**WRITTEN INSTRUCTION:**
Repeat the data word for word. Do not include the pictures.

**** RECORDS ****

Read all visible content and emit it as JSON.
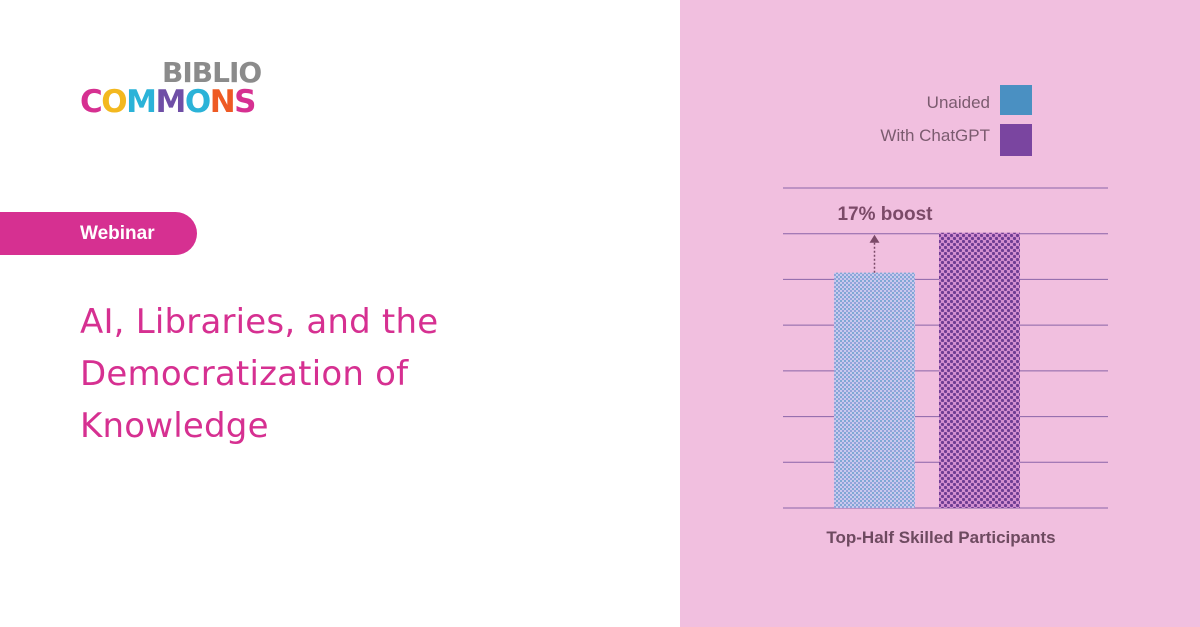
{
  "logo": {
    "line1": "BIBLIO",
    "line2_letters": [
      {
        "char": "C",
        "color": "#d63091"
      },
      {
        "char": "O",
        "color": "#f3b81f"
      },
      {
        "char": "M",
        "color": "#2bb3d8"
      },
      {
        "char": "M",
        "color": "#6f4fa6"
      },
      {
        "char": "O",
        "color": "#2bb3d8"
      },
      {
        "char": "N",
        "color": "#ee5a24"
      },
      {
        "char": "S",
        "color": "#d63091"
      }
    ]
  },
  "badge": {
    "label": "Webinar"
  },
  "title": {
    "lines": [
      "AI, Libraries, and the",
      "Democratization of",
      "Knowledge"
    ]
  },
  "colors": {
    "accent": "#d63091",
    "panel_background": "#f1bfdf",
    "unaided": "#4a90c2",
    "with_chatgpt": "#7a45a0",
    "gridline": "#8a64a8"
  },
  "chart_data": {
    "type": "bar",
    "categories": [
      "Top-Half Skilled Participants"
    ],
    "series": [
      {
        "name": "Unaided",
        "values": [
          100
        ],
        "color": "#4a90c2"
      },
      {
        "name": "With ChatGPT",
        "values": [
          117
        ],
        "color": "#7a45a0"
      }
    ],
    "annotation": {
      "text": "17% boost",
      "from_series": 0,
      "to_value": 117
    },
    "xlabel": "",
    "ylabel": "",
    "ylim": [
      0,
      136
    ],
    "grid": true,
    "gridline_count": 7,
    "legend": "top-right"
  }
}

****

**TASK RESULT:**
Read all visible content and emit it as JSON.
{
  "logo": {
    "line1": "BIBLIO",
    "line2_letters": [
      {
        "char": "C",
        "color": "#d63091"
      },
      {
        "char": "O",
        "color": "#f3b81f"
      },
      {
        "char": "M",
        "color": "#2bb3d8"
      },
      {
        "char": "M",
        "color": "#6f4fa6"
      },
      {
        "char": "O",
        "color": "#2bb3d8"
      },
      {
        "char": "N",
        "color": "#ee5a24"
      },
      {
        "char": "S",
        "color": "#d63091"
      }
    ]
  },
  "badge": {
    "label": "Webinar"
  },
  "title": {
    "lines": [
      "AI, Libraries, and the",
      "Democratization of",
      "Knowledge"
    ]
  },
  "colors": {
    "accent": "#d63091",
    "panel_background": "#f1bfdf",
    "unaided": "#4a90c2",
    "with_chatgpt": "#7a45a0",
    "gridline": "#8a64a8"
  },
  "chart_data": {
    "type": "bar",
    "categories": [
      "Top-Half Skilled Participants"
    ],
    "series": [
      {
        "name": "Unaided",
        "values": [
          100
        ],
        "color": "#4a90c2"
      },
      {
        "name": "With ChatGPT",
        "values": [
          117
        ],
        "color": "#7a45a0"
      }
    ],
    "annotation": {
      "text": "17% boost",
      "from_series": 0,
      "to_value": 117
    },
    "xlabel": "",
    "ylabel": "",
    "ylim": [
      0,
      136
    ],
    "grid": true,
    "gridline_count": 7,
    "legend": "top-right"
  }
}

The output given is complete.